Whatever the records below say, write them all out exactly.
(Records)
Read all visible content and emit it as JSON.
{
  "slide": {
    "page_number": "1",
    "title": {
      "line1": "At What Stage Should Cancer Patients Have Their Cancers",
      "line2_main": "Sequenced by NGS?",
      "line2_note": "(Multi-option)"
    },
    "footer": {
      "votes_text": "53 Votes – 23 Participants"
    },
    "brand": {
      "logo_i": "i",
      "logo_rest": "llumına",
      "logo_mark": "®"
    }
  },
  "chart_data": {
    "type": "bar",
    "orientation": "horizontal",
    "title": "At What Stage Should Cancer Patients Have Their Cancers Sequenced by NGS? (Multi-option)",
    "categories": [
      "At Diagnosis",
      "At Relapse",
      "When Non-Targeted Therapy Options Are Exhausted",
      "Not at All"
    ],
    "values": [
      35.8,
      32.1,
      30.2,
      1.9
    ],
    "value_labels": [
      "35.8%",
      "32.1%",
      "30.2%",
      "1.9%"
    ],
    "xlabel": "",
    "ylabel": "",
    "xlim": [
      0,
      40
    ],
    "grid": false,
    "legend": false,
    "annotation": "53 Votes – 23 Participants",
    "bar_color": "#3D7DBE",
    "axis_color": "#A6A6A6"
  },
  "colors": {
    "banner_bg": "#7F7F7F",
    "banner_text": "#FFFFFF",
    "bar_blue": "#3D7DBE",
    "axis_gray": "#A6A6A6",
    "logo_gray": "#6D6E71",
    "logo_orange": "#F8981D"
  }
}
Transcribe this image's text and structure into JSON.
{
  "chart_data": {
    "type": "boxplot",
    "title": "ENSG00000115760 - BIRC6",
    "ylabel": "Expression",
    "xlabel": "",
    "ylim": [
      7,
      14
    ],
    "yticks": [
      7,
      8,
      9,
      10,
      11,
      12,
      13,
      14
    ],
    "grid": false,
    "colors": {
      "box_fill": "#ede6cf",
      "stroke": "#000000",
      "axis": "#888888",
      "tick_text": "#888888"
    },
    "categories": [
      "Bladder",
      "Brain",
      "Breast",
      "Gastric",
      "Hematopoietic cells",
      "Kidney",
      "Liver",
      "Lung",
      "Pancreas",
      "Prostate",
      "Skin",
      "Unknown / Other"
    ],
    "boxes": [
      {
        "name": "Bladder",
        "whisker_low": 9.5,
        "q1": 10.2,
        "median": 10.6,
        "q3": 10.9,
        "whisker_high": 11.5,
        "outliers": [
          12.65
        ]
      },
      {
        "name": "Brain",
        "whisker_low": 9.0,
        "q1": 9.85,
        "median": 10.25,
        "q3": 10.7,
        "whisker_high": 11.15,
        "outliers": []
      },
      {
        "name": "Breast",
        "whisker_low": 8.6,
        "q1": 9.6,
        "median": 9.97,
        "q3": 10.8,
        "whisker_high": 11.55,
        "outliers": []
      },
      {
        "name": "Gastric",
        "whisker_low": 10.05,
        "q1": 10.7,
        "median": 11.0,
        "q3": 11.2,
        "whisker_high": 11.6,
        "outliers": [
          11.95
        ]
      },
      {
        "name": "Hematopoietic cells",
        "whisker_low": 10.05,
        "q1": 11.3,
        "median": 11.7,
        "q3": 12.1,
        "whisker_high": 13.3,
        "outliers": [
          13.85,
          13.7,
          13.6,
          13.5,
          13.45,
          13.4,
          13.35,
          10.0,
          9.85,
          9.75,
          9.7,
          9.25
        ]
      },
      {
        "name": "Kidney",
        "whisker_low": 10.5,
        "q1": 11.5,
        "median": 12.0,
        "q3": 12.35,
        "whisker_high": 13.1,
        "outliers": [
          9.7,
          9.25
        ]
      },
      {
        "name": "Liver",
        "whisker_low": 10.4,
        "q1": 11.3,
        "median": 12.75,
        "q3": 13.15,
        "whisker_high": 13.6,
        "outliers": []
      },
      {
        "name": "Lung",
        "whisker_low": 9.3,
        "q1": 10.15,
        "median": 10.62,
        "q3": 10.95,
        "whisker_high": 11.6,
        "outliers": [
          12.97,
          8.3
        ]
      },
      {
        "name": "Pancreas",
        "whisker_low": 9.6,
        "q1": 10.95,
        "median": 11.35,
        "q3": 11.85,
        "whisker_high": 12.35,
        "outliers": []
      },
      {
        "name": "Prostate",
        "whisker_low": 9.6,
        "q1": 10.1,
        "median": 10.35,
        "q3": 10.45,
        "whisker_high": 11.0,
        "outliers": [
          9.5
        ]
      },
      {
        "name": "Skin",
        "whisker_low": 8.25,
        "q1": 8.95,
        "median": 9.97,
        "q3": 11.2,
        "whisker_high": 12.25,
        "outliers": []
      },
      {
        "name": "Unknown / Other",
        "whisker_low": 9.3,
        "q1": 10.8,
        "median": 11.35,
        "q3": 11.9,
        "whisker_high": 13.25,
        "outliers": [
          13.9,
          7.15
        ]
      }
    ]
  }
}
(End Records)
▶ _Task solution_
Read all visible content and emit it as JSON.
{
  "slide": {
    "page_number": "1",
    "title": {
      "line1": "At What Stage Should Cancer Patients Have Their Cancers",
      "line2_main": "Sequenced by NGS?",
      "line2_note": "(Multi-option)"
    },
    "footer": {
      "votes_text": "53 Votes – 23 Participants"
    },
    "brand": {
      "logo_i": "i",
      "logo_rest": "llumına",
      "logo_mark": "®"
    }
  },
  "chart_data": {
    "type": "bar",
    "orientation": "horizontal",
    "title": "At What Stage Should Cancer Patients Have Their Cancers Sequenced by NGS? (Multi-option)",
    "categories": [
      "At Diagnosis",
      "At Relapse",
      "When Non-Targeted Therapy Options Are Exhausted",
      "Not at All"
    ],
    "values": [
      35.8,
      32.1,
      30.2,
      1.9
    ],
    "value_labels": [
      "35.8%",
      "32.1%",
      "30.2%",
      "1.9%"
    ],
    "xlabel": "",
    "ylabel": "",
    "xlim": [
      0,
      40
    ],
    "grid": false,
    "legend": false,
    "annotation": "53 Votes – 23 Participants",
    "bar_color": "#3D7DBE",
    "axis_color": "#A6A6A6"
  },
  "colors": {
    "banner_bg": "#7F7F7F",
    "banner_text": "#FFFFFF",
    "bar_blue": "#3D7DBE",
    "axis_gray": "#A6A6A6",
    "logo_gray": "#6D6E71",
    "logo_orange": "#F8981D"
  }
}
Transcribe this image's text and structure into JSON.
{
  "chart_data": {
    "type": "boxplot",
    "title": "ENSG00000115760 - BIRC6",
    "ylabel": "Expression",
    "xlabel": "",
    "ylim": [
      7,
      14
    ],
    "yticks": [
      7,
      8,
      9,
      10,
      11,
      12,
      13,
      14
    ],
    "grid": false,
    "colors": {
      "box_fill": "#ede6cf",
      "stroke": "#000000",
      "axis": "#888888",
      "tick_text": "#888888"
    },
    "categories": [
      "Bladder",
      "Brain",
      "Breast",
      "Gastric",
      "Hematopoietic cells",
      "Kidney",
      "Liver",
      "Lung",
      "Pancreas",
      "Prostate",
      "Skin",
      "Unknown / Other"
    ],
    "boxes": [
      {
        "name": "Bladder",
        "whisker_low": 9.5,
        "q1": 10.2,
        "median": 10.6,
        "q3": 10.9,
        "whisker_high": 11.5,
        "outliers": [
          12.65
        ]
      },
      {
        "name": "Brain",
        "whisker_low": 9.0,
        "q1": 9.85,
        "median": 10.25,
        "q3": 10.7,
        "whisker_high": 11.15,
        "outliers": []
      },
      {
        "name": "Breast",
        "whisker_low": 8.6,
        "q1": 9.6,
        "median": 9.97,
        "q3": 10.8,
        "whisker_high": 11.55,
        "outliers": []
      },
      {
        "name": "Gastric",
        "whisker_low": 10.05,
        "q1": 10.7,
        "median": 11.0,
        "q3": 11.2,
        "whisker_high": 11.6,
        "outliers": [
          11.95
        ]
      },
      {
        "name": "Hematopoietic cells",
        "whisker_low": 10.05,
        "q1": 11.3,
        "median": 11.7,
        "q3": 12.1,
        "whisker_high": 13.3,
        "outliers": [
          13.85,
          13.7,
          13.6,
          13.5,
          13.45,
          13.4,
          13.35,
          10.0,
          9.85,
          9.75,
          9.7,
          9.25
        ]
      },
      {
        "name": "Kidney",
        "whisker_low": 10.5,
        "q1": 11.5,
        "median": 12.0,
        "q3": 12.35,
        "whisker_high": 13.1,
        "outliers": [
          9.7,
          9.25
        ]
      },
      {
        "name": "Liver",
        "whisker_low": 10.4,
        "q1": 11.3,
        "median": 12.75,
        "q3": 13.15,
        "whisker_high": 13.6,
        "outliers": []
      },
      {
        "name": "Lung",
        "whisker_low": 9.3,
        "q1": 10.15,
        "median": 10.62,
        "q3": 10.95,
        "whisker_high": 11.6,
        "outliers": [
          12.97,
          8.3
        ]
      },
      {
        "name": "Pancreas",
        "whisker_low": 9.6,
        "q1": 10.95,
        "median": 11.35,
        "q3": 11.85,
        "whisker_high": 12.35,
        "outliers": []
      },
      {
        "name": "Prostate",
        "whisker_low": 9.6,
        "q1": 10.1,
        "median": 10.35,
        "q3": 10.45,
        "whisker_high": 11.0,
        "outliers": [
          9.5
        ]
      },
      {
        "name": "Skin",
        "whisker_low": 8.25,
        "q1": 8.95,
        "median": 9.97,
        "q3": 11.2,
        "whisker_high": 12.25,
        "outliers": []
      },
      {
        "name": "Unknown / Other",
        "whisker_low": 9.3,
        "q1": 10.8,
        "median": 11.35,
        "q3": 11.9,
        "whisker_high": 13.25,
        "outliers": [
          13.9,
          7.15
        ]
      }
    ]
  }
}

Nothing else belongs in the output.